** Start Page extract **

Thursday, March 10, 2016

Consolidation of Banks is no cure to the Ills

James Crabtree of the FT reporting on the predicament of the then PM Singh commented in March 2012 that Indian Banking was at the brink and needed heavy capital infusion to catch up with Basel III requirements and clean up to measure up to the requirements of economic growth to revive to beyond 7%.

The position worsened ever since. Gyan Sangam (Intellectual Confluence), the second after the formation of the present government that discussed the revamp of the banks a couple of days back at Gurgaon, Delhi have not offered any better wisdom than loud whispers of consolidation of banks. Is consolidation of banks the right solution?


The messy Indian Banking at the moment due to huge pile up of NPAs in PSBs in particular caused by more of funding long term infrastructure projects through short term resources, trying to seek a bail out through mergers and acquisition route, history would not spare the government.

Although Raghuram Rajan rightly warned recently that the merger move is risky without cleaning up the beleaguered banks’ balance sheets, FM hinted at the consolidation of unwieldy and economically weak state-run banks even as he kept the door open for lowering the state's stake in them below 50%. He has also spread a red carpet to multi-national ARCs providing scope for sale of distressed assets.

** End Page extract **

Requests>
(1) Print the stretch of the piece on Indian bank consolidation from "James Crabtree of" through "the right solution?", word for word.
(2) Give back, unchanged, the stretch of the records from their start through the line containing "- list-item: v případě rozhodnutí".
The text and the records are unrelated to each other.

** Start Rows **

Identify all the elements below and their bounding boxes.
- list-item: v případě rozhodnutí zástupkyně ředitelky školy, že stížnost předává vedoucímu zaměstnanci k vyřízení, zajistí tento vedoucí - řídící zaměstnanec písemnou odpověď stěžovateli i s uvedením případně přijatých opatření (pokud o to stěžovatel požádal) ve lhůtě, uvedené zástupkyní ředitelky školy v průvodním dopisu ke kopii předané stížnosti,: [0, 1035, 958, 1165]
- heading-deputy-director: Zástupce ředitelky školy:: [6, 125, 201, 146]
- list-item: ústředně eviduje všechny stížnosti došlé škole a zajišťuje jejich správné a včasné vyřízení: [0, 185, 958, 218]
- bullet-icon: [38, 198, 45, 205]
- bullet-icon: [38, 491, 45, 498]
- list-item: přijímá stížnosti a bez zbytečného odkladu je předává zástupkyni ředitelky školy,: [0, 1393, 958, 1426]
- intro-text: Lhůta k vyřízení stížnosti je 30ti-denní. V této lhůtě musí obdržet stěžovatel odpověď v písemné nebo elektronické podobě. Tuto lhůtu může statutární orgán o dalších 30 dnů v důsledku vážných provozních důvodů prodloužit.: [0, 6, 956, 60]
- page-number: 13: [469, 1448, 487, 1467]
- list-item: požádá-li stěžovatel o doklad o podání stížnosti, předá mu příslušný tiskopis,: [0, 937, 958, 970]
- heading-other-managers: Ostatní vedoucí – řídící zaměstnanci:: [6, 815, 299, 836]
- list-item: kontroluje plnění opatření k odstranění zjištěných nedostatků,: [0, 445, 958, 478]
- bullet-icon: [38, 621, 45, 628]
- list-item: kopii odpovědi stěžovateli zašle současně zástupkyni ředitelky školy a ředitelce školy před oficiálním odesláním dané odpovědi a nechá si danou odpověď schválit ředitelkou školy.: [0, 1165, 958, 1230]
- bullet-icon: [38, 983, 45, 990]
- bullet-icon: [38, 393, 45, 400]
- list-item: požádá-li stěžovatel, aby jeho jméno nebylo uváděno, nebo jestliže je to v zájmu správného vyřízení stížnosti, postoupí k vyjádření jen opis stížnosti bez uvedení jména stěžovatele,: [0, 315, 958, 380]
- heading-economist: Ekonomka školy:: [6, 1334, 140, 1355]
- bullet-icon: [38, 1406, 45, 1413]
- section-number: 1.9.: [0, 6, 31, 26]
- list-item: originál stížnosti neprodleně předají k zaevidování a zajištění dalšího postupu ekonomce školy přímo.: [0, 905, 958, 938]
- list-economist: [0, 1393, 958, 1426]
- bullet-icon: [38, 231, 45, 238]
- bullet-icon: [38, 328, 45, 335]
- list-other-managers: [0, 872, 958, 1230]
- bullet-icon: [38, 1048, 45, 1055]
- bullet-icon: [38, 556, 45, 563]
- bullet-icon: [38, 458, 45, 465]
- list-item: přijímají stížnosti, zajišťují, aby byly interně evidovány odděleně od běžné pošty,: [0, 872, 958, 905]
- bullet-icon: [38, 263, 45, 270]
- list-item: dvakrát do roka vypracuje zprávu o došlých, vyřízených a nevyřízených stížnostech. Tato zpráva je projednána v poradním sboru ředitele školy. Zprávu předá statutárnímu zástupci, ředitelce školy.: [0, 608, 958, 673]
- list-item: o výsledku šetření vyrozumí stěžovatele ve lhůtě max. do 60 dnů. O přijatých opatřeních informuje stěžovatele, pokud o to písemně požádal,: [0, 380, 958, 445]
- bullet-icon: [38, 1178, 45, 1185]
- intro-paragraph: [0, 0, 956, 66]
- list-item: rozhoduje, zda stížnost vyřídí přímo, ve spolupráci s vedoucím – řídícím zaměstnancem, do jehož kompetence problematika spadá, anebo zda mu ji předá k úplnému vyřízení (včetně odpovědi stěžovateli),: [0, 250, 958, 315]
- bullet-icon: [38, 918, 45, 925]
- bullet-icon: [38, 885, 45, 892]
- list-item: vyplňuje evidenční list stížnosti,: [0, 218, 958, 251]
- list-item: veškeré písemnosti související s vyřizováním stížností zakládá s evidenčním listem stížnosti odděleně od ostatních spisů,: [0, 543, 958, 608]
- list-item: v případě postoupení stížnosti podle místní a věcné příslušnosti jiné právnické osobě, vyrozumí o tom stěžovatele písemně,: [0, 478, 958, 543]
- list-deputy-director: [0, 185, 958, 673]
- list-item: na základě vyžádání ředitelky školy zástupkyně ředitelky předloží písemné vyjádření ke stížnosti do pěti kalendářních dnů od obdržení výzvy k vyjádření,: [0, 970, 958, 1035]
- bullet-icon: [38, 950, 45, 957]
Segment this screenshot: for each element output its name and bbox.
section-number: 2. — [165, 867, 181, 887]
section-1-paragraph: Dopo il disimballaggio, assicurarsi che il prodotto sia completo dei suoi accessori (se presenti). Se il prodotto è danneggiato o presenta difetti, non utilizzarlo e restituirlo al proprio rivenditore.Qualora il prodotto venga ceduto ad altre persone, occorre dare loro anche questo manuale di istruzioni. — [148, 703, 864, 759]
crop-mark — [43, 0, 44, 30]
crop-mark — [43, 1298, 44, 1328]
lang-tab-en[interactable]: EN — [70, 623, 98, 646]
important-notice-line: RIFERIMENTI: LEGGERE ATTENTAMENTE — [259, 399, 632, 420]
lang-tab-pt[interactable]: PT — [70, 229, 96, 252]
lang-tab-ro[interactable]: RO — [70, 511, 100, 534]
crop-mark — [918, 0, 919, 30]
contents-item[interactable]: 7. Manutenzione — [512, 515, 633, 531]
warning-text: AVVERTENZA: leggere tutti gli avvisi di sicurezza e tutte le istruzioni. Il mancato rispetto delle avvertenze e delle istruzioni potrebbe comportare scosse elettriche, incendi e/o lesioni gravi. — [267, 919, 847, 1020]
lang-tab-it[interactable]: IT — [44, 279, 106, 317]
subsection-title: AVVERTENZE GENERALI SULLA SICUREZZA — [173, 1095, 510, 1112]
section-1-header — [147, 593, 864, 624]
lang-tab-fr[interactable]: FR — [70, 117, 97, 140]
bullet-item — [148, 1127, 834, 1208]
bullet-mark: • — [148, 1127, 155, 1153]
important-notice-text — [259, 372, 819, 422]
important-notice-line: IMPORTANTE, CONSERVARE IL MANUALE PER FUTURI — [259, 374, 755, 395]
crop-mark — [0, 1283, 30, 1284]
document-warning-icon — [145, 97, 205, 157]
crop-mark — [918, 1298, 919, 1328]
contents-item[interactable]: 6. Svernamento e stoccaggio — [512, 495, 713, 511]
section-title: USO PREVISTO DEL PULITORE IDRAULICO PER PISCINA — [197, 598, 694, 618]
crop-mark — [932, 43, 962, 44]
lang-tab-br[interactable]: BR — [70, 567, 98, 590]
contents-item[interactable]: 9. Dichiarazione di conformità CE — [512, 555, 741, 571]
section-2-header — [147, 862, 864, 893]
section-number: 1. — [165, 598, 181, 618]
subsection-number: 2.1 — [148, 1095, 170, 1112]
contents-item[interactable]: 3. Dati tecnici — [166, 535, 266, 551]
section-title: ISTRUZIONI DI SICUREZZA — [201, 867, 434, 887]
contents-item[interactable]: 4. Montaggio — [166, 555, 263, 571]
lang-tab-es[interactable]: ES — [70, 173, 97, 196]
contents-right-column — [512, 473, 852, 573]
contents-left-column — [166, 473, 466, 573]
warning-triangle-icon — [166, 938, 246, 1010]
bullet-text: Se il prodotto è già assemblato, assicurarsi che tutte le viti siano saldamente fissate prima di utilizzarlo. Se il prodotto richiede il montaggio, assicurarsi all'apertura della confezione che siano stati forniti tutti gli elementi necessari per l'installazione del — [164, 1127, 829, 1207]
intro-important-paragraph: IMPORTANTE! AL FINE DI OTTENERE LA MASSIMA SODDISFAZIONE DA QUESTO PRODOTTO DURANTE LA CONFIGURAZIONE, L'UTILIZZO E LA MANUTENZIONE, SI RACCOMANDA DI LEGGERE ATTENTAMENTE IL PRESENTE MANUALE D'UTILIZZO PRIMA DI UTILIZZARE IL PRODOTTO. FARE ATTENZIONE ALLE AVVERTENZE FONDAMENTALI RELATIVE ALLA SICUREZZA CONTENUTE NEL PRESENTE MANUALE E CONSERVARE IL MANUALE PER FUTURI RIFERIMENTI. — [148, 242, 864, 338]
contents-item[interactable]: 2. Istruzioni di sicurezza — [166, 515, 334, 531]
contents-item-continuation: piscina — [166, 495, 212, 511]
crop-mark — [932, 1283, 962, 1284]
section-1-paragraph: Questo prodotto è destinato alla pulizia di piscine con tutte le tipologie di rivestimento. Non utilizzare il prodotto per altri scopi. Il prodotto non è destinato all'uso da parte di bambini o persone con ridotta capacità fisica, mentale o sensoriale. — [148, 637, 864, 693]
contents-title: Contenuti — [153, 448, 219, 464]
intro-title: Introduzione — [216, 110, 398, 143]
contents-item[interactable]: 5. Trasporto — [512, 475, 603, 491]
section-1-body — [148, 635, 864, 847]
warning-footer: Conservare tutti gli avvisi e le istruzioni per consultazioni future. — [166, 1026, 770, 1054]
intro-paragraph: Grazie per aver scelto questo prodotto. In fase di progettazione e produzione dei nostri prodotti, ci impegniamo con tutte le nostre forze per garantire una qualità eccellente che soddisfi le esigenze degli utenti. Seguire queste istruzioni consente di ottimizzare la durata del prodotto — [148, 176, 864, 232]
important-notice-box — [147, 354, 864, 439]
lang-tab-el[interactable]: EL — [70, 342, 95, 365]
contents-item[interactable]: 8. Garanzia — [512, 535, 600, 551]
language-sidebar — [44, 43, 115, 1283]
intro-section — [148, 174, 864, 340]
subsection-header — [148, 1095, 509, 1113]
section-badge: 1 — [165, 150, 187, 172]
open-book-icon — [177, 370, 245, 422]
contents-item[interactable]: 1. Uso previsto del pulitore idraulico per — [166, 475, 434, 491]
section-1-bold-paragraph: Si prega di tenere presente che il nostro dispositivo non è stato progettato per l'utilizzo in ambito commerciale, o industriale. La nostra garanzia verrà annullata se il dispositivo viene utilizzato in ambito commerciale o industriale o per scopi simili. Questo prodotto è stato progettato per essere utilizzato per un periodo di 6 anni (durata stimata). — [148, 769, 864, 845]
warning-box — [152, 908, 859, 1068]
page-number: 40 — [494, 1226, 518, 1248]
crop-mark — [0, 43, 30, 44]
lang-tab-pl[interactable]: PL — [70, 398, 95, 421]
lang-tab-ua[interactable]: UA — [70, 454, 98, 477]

** End Rows **

Results for each task>
(1)
James Crabtree of the FT reporting on the predicament of the then PM Singh commented in March 2012 that Indian Banking was at the brink and needed heavy capital infusion to catch up with Basel III requirements and clean up to measure up to the requirements of economic growth to revive to beyond 7%.

The position worsened ever since. Gyan Sangam (Intellectual Confluence), the second after the formation of the present government that discussed the revamp of the banks a couple of days back at Gurgaon, Delhi have not offered any better wisdom than loud whispers of consolidation of banks. Is consolidation of banks the right solution?

(2)
Identify all the elements below and their bounding boxes.
- list-item: v případě rozhodnutí zástupkyně ředitelky školy, že stížnost předává vedoucímu zaměstnanci k vyřízení, zajistí tento vedoucí - řídící zaměstnanec písemnou odpověď stěžovateli i s uvedením případně přijatých opatření (pokud o to stěžovatel požádal) ve lhůtě, uvedené zástupkyní ředitelky školy v průvodním dopisu ke kopii předané stížnosti,: [0, 1035, 958, 1165]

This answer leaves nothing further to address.